What needs to be done:
Reproduce the listing word for word. Skip any image.

# # # #

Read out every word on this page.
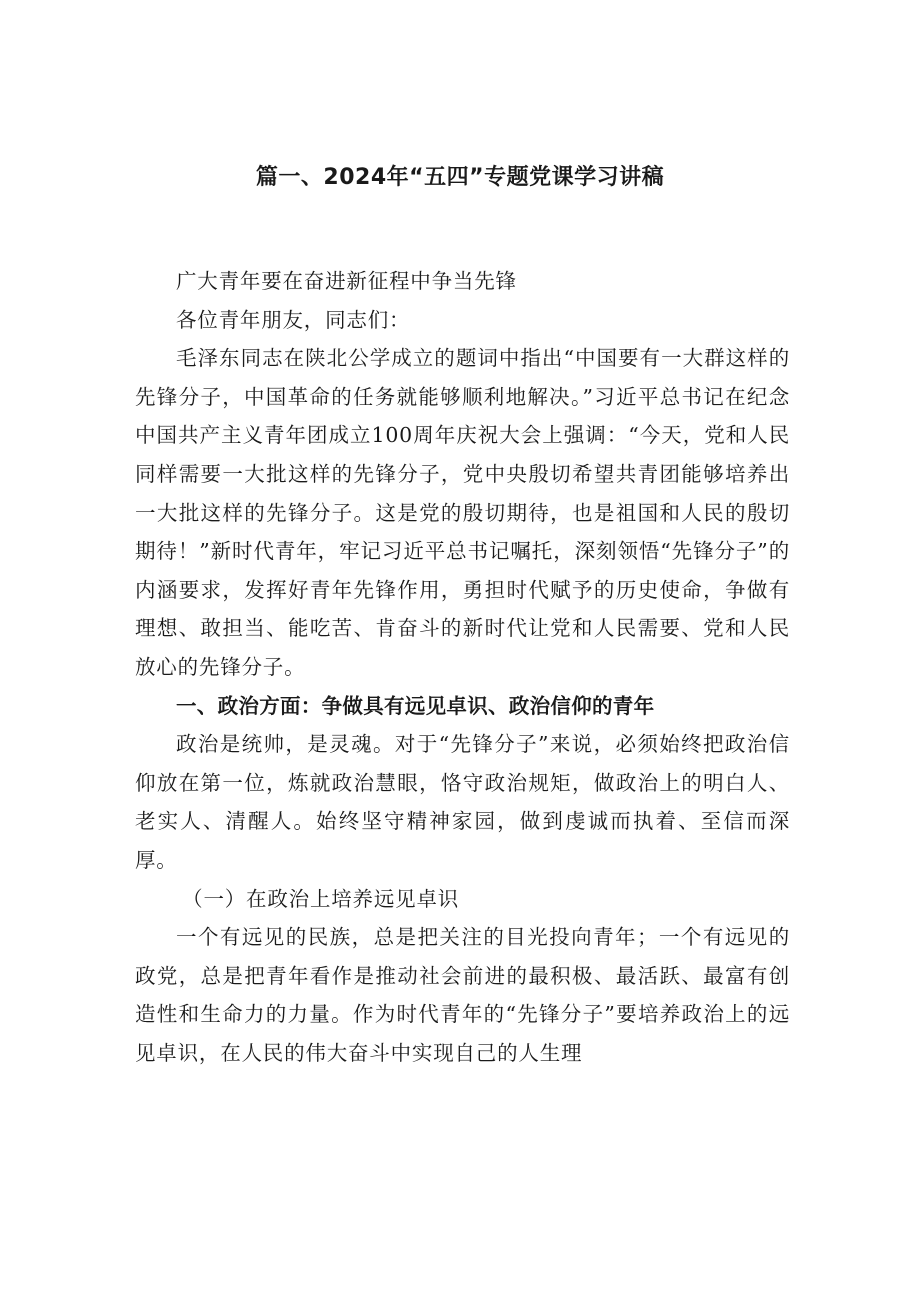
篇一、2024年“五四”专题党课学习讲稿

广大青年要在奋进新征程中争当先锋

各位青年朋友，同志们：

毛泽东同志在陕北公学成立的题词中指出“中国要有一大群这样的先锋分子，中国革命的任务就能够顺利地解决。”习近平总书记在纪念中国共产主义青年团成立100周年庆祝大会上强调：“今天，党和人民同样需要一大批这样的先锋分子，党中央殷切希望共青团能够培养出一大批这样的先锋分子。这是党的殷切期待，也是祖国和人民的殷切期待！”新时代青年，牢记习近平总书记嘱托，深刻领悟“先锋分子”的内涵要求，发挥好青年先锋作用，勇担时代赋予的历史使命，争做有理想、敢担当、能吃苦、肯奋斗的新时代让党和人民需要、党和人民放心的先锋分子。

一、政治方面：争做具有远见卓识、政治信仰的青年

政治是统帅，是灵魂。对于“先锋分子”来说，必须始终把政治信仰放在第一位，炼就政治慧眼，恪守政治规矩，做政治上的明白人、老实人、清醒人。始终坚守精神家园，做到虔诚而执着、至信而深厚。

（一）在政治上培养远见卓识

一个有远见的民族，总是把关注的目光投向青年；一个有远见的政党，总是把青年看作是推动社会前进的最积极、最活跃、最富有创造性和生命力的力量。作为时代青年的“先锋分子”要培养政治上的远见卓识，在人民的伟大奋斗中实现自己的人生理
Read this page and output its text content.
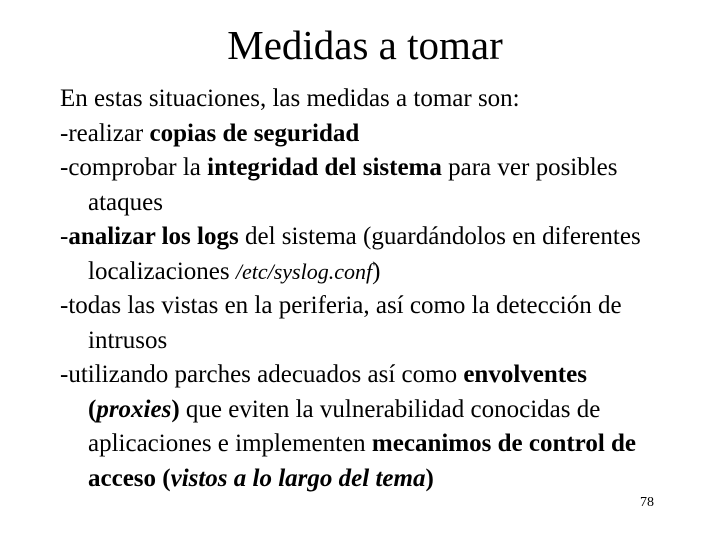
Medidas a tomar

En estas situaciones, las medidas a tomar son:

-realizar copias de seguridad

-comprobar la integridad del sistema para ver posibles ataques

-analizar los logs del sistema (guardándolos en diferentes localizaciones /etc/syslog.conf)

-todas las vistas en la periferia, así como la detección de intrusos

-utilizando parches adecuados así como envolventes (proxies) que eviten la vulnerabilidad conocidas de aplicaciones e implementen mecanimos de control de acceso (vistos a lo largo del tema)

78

# # # #

Result of the task:
Read out every word on this page.
篇一、2024年“五四”专题党课学习讲稿

广大青年要在奋进新征程中争当先锋

各位青年朋友，同志们：

毛泽东同志在陕北公学成立的题词中指出“中国要有一大群这样的先锋分子，中国革命的任务就能够顺利地解决。”习近平总书记在纪念中国共产主义青年团成立100周年庆祝大会上强调：“今天，党和人民同样需要一大批这样的先锋分子，党中央殷切希望共青团能够培养出一大批这样的先锋分子。这是党的殷切期待，也是祖国和人民的殷切期待！”新时代青年，牢记习近平总书记嘱托，深刻领悟“先锋分子”的内涵要求，发挥好青年先锋作用，勇担时代赋予的历史使命，争做有理想、敢担当、能吃苦、肯奋斗的新时代让党和人民需要、党和人民放心的先锋分子。

一、政治方面：争做具有远见卓识、政治信仰的青年

政治是统帅，是灵魂。对于“先锋分子”来说，必须始终把政治信仰放在第一位，炼就政治慧眼，恪守政治规矩，做政治上的明白人、老实人、清醒人。始终坚守精神家园，做到虔诚而执着、至信而深厚。

（一）在政治上培养远见卓识

一个有远见的民族，总是把关注的目光投向青年；一个有远见的政党，总是把青年看作是推动社会前进的最积极、最活跃、最富有创造性和生命力的力量。作为时代青年的“先锋分子”要培养政治上的远见卓识，在人民的伟大奋斗中实现自己的人生理
Read this page and output its text content.
Medidas a tomar

En estas situaciones, las medidas a tomar son:

-realizar copias de seguridad

-comprobar la integridad del sistema para ver posibles ataques

-analizar los logs del sistema (guardándolos en diferentes localizaciones /etc/syslog.conf)

-todas las vistas en la periferia, así como la detección de intrusos

-utilizando parches adecuados así como envolventes (proxies) que eviten la vulnerabilidad conocidas de aplicaciones e implementen mecanimos de control de acceso (vistos a lo largo del tema)

78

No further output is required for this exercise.